#### Given data:
++++++++++

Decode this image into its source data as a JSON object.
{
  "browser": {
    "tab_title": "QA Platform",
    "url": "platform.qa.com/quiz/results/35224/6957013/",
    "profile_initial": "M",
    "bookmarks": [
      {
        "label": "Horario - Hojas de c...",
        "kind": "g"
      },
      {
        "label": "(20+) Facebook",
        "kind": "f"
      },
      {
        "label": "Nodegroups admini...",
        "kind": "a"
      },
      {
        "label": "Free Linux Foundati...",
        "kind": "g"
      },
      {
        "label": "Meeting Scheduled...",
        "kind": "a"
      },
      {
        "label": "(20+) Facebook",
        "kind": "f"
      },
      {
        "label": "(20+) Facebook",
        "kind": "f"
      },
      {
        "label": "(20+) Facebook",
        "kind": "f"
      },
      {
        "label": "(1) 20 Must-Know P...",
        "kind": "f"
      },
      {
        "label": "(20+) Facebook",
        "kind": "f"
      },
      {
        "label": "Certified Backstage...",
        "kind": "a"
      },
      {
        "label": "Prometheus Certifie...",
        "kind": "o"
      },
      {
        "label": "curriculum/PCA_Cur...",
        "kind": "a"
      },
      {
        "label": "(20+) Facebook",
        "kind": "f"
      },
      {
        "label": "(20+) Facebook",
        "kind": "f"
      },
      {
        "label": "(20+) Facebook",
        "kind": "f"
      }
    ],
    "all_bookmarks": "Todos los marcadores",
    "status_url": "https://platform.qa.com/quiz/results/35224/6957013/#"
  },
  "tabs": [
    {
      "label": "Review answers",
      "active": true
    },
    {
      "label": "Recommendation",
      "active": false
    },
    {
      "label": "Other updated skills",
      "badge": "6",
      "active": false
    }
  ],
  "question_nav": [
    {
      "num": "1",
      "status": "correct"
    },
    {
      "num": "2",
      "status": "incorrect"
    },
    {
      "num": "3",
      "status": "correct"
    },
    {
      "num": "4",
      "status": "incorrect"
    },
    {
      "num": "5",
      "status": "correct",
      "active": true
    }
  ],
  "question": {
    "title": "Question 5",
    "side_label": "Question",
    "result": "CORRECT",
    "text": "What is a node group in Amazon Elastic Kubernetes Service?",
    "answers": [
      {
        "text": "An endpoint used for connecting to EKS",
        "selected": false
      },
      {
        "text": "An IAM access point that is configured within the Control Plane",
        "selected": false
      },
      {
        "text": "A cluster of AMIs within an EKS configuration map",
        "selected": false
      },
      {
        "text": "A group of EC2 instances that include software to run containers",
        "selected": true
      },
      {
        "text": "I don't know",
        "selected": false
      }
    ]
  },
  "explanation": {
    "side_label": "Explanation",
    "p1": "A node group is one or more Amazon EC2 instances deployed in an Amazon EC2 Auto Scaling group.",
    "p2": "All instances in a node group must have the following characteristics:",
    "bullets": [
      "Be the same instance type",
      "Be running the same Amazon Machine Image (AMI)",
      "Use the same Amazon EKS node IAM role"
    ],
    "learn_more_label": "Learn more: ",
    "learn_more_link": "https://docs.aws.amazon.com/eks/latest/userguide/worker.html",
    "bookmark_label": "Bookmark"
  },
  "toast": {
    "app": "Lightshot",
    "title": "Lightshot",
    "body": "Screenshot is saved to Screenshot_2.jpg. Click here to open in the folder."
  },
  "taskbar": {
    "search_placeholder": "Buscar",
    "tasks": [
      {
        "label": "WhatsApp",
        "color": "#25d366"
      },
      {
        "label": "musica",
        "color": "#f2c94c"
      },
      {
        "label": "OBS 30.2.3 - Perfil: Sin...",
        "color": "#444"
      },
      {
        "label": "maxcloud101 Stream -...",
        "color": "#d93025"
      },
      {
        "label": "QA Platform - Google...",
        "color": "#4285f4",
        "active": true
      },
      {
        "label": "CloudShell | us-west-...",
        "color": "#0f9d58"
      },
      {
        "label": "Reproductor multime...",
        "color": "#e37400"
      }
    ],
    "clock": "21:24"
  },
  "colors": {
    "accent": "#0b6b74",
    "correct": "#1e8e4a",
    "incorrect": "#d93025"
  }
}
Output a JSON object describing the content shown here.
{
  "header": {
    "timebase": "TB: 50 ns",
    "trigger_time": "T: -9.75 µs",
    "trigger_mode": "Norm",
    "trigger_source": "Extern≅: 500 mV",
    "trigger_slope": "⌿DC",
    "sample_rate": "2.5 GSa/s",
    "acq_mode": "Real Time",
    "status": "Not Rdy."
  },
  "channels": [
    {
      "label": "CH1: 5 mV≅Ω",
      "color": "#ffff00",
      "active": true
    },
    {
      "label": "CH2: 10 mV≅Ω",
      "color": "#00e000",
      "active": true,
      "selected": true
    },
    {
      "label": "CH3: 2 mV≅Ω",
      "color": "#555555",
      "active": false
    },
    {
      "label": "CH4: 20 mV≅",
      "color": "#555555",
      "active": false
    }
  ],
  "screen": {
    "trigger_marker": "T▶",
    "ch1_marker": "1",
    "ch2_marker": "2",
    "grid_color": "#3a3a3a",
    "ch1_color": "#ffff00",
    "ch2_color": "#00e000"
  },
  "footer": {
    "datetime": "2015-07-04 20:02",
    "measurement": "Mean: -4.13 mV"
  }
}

++++++++++

#### Aim:
Each line must be given again exactly as written above.

#### Written response:
Decode this image into its source data as a JSON object.
{
  "browser": {
    "tab_title": "QA Platform",
    "url": "platform.qa.com/quiz/results/35224/6957013/",
    "profile_initial": "M",
    "bookmarks": [
      {
        "label": "Horario - Hojas de c...",
        "kind": "g"
      },
      {
        "label": "(20+) Facebook",
        "kind": "f"
      },
      {
        "label": "Nodegroups admini...",
        "kind": "a"
      },
      {
        "label": "Free Linux Foundati...",
        "kind": "g"
      },
      {
        "label": "Meeting Scheduled...",
        "kind": "a"
      },
      {
        "label": "(20+) Facebook",
        "kind": "f"
      },
      {
        "label": "(20+) Facebook",
        "kind": "f"
      },
      {
        "label": "(20+) Facebook",
        "kind": "f"
      },
      {
        "label": "(1) 20 Must-Know P...",
        "kind": "f"
      },
      {
        "label": "(20+) Facebook",
        "kind": "f"
      },
      {
        "label": "Certified Backstage...",
        "kind": "a"
      },
      {
        "label": "Prometheus Certifie...",
        "kind": "o"
      },
      {
        "label": "curriculum/PCA_Cur...",
        "kind": "a"
      },
      {
        "label": "(20+) Facebook",
        "kind": "f"
      },
      {
        "label": "(20+) Facebook",
        "kind": "f"
      },
      {
        "label": "(20+) Facebook",
        "kind": "f"
      }
    ],
    "all_bookmarks": "Todos los marcadores",
    "status_url": "https://platform.qa.com/quiz/results/35224/6957013/#"
  },
  "tabs": [
    {
      "label": "Review answers",
      "active": true
    },
    {
      "label": "Recommendation",
      "active": false
    },
    {
      "label": "Other updated skills",
      "badge": "6",
      "active": false
    }
  ],
  "question_nav": [
    {
      "num": "1",
      "status": "correct"
    },
    {
      "num": "2",
      "status": "incorrect"
    },
    {
      "num": "3",
      "status": "correct"
    },
    {
      "num": "4",
      "status": "incorrect"
    },
    {
      "num": "5",
      "status": "correct",
      "active": true
    }
  ],
  "question": {
    "title": "Question 5",
    "side_label": "Question",
    "result": "CORRECT",
    "text": "What is a node group in Amazon Elastic Kubernetes Service?",
    "answers": [
      {
        "text": "An endpoint used for connecting to EKS",
        "selected": false
      },
      {
        "text": "An IAM access point that is configured within the Control Plane",
        "selected": false
      },
      {
        "text": "A cluster of AMIs within an EKS configuration map",
        "selected": false
      },
      {
        "text": "A group of EC2 instances that include software to run containers",
        "selected": true
      },
      {
        "text": "I don't know",
        "selected": false
      }
    ]
  },
  "explanation": {
    "side_label": "Explanation",
    "p1": "A node group is one or more Amazon EC2 instances deployed in an Amazon EC2 Auto Scaling group.",
    "p2": "All instances in a node group must have the following characteristics:",
    "bullets": [
      "Be the same instance type",
      "Be running the same Amazon Machine Image (AMI)",
      "Use the same Amazon EKS node IAM role"
    ],
    "learn_more_label": "Learn more: ",
    "learn_more_link": "https://docs.aws.amazon.com/eks/latest/userguide/worker.html",
    "bookmark_label": "Bookmark"
  },
  "toast": {
    "app": "Lightshot",
    "title": "Lightshot",
    "body": "Screenshot is saved to Screenshot_2.jpg. Click here to open in the folder."
  },
  "taskbar": {
    "search_placeholder": "Buscar",
    "tasks": [
      {
        "label": "WhatsApp",
        "color": "#25d366"
      },
      {
        "label": "musica",
        "color": "#f2c94c"
      },
      {
        "label": "OBS 30.2.3 - Perfil: Sin...",
        "color": "#444"
      },
      {
        "label": "maxcloud101 Stream -...",
        "color": "#d93025"
      },
      {
        "label": "QA Platform - Google...",
        "color": "#4285f4",
        "active": true
      },
      {
        "label": "CloudShell | us-west-...",
        "color": "#0f9d58"
      },
      {
        "label": "Reproductor multime...",
        "color": "#e37400"
      }
    ],
    "clock": "21:24"
  },
  "colors": {
    "accent": "#0b6b74",
    "correct": "#1e8e4a",
    "incorrect": "#d93025"
  }
}
Output a JSON object describing the content shown here.
{
  "header": {
    "timebase": "TB: 50 ns",
    "trigger_time": "T: -9.75 µs",
    "trigger_mode": "Norm",
    "trigger_source": "Extern≅: 500 mV",
    "trigger_slope": "⌿DC",
    "sample_rate": "2.5 GSa/s",
    "acq_mode": "Real Time",
    "status": "Not Rdy."
  },
  "channels": [
    {
      "label": "CH1: 5 mV≅Ω",
      "color": "#ffff00",
      "active": true
    },
    {
      "label": "CH2: 10 mV≅Ω",
      "color": "#00e000",
      "active": true,
      "selected": true
    },
    {
      "label": "CH3: 2 mV≅Ω",
      "color": "#555555",
      "active": false
    },
    {
      "label": "CH4: 20 mV≅",
      "color": "#555555",
      "active": false
    }
  ],
  "screen": {
    "trigger_marker": "T▶",
    "ch1_marker": "1",
    "ch2_marker": "2",
    "grid_color": "#3a3a3a",
    "ch1_color": "#ffff00",
    "ch2_color": "#00e000"
  },
  "footer": {
    "datetime": "2015-07-04 20:02",
    "measurement": "Mean: -4.13 mV"
  }
}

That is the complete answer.